• _EXERCISE INPUT_:
———
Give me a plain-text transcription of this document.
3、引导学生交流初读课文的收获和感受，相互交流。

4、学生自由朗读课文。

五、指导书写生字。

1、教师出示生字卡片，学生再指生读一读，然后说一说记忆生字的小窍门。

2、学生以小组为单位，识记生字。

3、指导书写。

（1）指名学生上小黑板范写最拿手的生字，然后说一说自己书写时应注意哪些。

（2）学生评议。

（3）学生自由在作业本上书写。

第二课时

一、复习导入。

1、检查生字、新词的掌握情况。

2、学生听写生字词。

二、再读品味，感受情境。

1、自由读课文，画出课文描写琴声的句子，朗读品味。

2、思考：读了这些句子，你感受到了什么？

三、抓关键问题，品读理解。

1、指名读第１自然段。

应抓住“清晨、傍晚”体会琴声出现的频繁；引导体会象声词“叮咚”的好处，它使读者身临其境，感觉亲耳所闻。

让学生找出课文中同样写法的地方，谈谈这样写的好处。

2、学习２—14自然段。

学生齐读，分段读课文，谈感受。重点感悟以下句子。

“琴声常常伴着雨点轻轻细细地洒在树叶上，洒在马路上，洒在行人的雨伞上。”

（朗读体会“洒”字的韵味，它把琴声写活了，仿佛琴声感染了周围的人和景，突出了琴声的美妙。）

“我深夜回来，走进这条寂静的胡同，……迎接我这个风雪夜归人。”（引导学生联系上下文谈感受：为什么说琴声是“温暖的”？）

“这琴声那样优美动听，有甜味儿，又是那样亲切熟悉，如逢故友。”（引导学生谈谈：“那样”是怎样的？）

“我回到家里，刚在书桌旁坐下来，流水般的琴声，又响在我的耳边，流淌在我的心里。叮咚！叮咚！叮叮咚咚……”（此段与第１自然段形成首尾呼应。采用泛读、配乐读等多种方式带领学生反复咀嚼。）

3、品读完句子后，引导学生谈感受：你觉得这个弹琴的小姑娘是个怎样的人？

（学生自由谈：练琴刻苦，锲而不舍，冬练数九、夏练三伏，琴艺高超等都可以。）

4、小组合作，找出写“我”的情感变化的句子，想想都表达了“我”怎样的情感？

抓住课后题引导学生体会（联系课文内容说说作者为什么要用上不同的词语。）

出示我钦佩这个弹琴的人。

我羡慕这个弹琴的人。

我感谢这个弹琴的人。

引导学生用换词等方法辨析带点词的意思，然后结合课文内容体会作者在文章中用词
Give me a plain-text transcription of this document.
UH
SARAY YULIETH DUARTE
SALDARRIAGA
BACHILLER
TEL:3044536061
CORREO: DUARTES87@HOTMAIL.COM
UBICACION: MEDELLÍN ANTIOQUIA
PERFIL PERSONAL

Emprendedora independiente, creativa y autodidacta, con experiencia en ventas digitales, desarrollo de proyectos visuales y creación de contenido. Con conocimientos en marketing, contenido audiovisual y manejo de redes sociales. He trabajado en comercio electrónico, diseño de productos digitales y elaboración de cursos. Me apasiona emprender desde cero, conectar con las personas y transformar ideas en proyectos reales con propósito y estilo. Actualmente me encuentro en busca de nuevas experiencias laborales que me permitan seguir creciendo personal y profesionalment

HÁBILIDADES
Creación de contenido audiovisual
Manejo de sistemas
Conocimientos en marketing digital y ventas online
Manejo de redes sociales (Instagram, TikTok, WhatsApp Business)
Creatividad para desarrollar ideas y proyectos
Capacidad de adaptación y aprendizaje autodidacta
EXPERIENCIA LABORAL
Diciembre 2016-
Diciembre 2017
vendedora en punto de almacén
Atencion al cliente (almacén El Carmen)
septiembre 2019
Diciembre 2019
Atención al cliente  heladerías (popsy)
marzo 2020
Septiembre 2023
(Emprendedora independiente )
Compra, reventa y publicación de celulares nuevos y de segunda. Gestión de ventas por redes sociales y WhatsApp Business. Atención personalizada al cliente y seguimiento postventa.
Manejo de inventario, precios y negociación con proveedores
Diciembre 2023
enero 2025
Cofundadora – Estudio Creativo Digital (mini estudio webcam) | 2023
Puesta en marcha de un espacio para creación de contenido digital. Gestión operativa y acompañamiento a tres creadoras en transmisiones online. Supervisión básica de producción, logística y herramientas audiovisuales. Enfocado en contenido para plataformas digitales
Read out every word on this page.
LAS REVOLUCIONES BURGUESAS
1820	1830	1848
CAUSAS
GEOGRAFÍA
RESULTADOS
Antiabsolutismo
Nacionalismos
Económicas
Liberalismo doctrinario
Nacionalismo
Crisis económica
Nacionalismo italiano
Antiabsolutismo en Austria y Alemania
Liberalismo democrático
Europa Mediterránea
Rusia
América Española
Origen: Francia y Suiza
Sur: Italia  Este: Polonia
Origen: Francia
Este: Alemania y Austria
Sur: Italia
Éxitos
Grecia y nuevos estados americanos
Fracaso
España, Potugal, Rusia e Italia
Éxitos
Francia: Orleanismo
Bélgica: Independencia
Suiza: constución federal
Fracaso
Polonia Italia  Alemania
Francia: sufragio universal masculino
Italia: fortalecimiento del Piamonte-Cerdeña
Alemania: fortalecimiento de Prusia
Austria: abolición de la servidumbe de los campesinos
———
• _TASK REQUIREMENTS_: Write out every entry verbatim.

• _RESULT FOR THIS TASK_:
Give me a plain-text transcription of this document.
3、引导学生交流初读课文的收获和感受，相互交流。

4、学生自由朗读课文。

五、指导书写生字。

1、教师出示生字卡片，学生再指生读一读，然后说一说记忆生字的小窍门。

2、学生以小组为单位，识记生字。

3、指导书写。

（1）指名学生上小黑板范写最拿手的生字，然后说一说自己书写时应注意哪些。

（2）学生评议。

（3）学生自由在作业本上书写。

第二课时

一、复习导入。

1、检查生字、新词的掌握情况。

2、学生听写生字词。

二、再读品味，感受情境。

1、自由读课文，画出课文描写琴声的句子，朗读品味。

2、思考：读了这些句子，你感受到了什么？

三、抓关键问题，品读理解。

1、指名读第１自然段。

应抓住“清晨、傍晚”体会琴声出现的频繁；引导体会象声词“叮咚”的好处，它使读者身临其境，感觉亲耳所闻。

让学生找出课文中同样写法的地方，谈谈这样写的好处。

2、学习２—14自然段。

学生齐读，分段读课文，谈感受。重点感悟以下句子。

“琴声常常伴着雨点轻轻细细地洒在树叶上，洒在马路上，洒在行人的雨伞上。”

（朗读体会“洒”字的韵味，它把琴声写活了，仿佛琴声感染了周围的人和景，突出了琴声的美妙。）

“我深夜回来，走进这条寂静的胡同，……迎接我这个风雪夜归人。”（引导学生联系上下文谈感受：为什么说琴声是“温暖的”？）

“这琴声那样优美动听，有甜味儿，又是那样亲切熟悉，如逢故友。”（引导学生谈谈：“那样”是怎样的？）

“我回到家里，刚在书桌旁坐下来，流水般的琴声，又响在我的耳边，流淌在我的心里。叮咚！叮咚！叮叮咚咚……”（此段与第１自然段形成首尾呼应。采用泛读、配乐读等多种方式带领学生反复咀嚼。）

3、品读完句子后，引导学生谈感受：你觉得这个弹琴的小姑娘是个怎样的人？

（学生自由谈：练琴刻苦，锲而不舍，冬练数九、夏练三伏，琴艺高超等都可以。）

4、小组合作，找出写“我”的情感变化的句子，想想都表达了“我”怎样的情感？

抓住课后题引导学生体会（联系课文内容说说作者为什么要用上不同的词语。）

出示我钦佩这个弹琴的人。

我羡慕这个弹琴的人。

我感谢这个弹琴的人。

引导学生用换词等方法辨析带点词的意思，然后结合课文内容体会作者在文章中用词
Give me a plain-text transcription of this document.
UH
SARAY YULIETH DUARTE
SALDARRIAGA
BACHILLER
TEL:3044536061
CORREO: DUARTES87@HOTMAIL.COM
UBICACION: MEDELLÍN ANTIOQUIA
PERFIL PERSONAL

Emprendedora independiente, creativa y autodidacta, con experiencia en ventas digitales, desarrollo de proyectos visuales y creación de contenido. Con conocimientos en marketing, contenido audiovisual y manejo de redes sociales. He trabajado en comercio electrónico, diseño de productos digitales y elaboración de cursos. Me apasiona emprender desde cero, conectar con las personas y transformar ideas en proyectos reales con propósito y estilo. Actualmente me encuentro en busca de nuevas experiencias laborales que me permitan seguir creciendo personal y profesionalment

HÁBILIDADES
Creación de contenido audiovisual
Manejo de sistemas
Conocimientos en marketing digital y ventas online
Manejo de redes sociales (Instagram, TikTok, WhatsApp Business)
Creatividad para desarrollar ideas y proyectos
Capacidad de adaptación y aprendizaje autodidacta
EXPERIENCIA LABORAL
Diciembre 2016-
Diciembre 2017
vendedora en punto de almacén
Atencion al cliente (almacén El Carmen)
septiembre 2019
Diciembre 2019
Atención al cliente  heladerías (popsy)
marzo 2020
Septiembre 2023
(Emprendedora independiente )
Compra, reventa y publicación de celulares nuevos y de segunda. Gestión de ventas por redes sociales y WhatsApp Business. Atención personalizada al cliente y seguimiento postventa.
Manejo de inventario, precios y negociación con proveedores
Diciembre 2023
enero 2025
Cofundadora – Estudio Creativo Digital (mini estudio webcam) | 2023
Puesta en marcha de un espacio para creación de contenido digital. Gestión operativa y acompañamiento a tres creadoras en transmisiones online. Supervisión básica de producción, logística y herramientas audiovisuales. Enfocado en contenido para plataformas digitales
Read out every word on this page.
LAS REVOLUCIONES BURGUESAS
1820	1830	1848
CAUSAS
GEOGRAFÍA
RESULTADOS
Antiabsolutismo
Nacionalismos
Económicas
Liberalismo doctrinario
Nacionalismo
Crisis económica
Nacionalismo italiano
Antiabsolutismo en Austria y Alemania
Liberalismo democrático
Europa Mediterránea
Rusia
América Española
Origen: Francia y Suiza
Sur: Italia  Este: Polonia
Origen: Francia
Este: Alemania y Austria
Sur: Italia
Éxitos
Grecia y nuevos estados americanos
Fracaso
España, Potugal, Rusia e Italia
Éxitos
Francia: Orleanismo
Bélgica: Independencia
Suiza: constución federal
Fracaso
Polonia Italia  Alemania
Francia: sufragio universal masculino
Italia: fortalecimiento del Piamonte-Cerdeña
Alemania: fortalecimiento de Prusia
Austria: abolición de la servidumbe de los campesinos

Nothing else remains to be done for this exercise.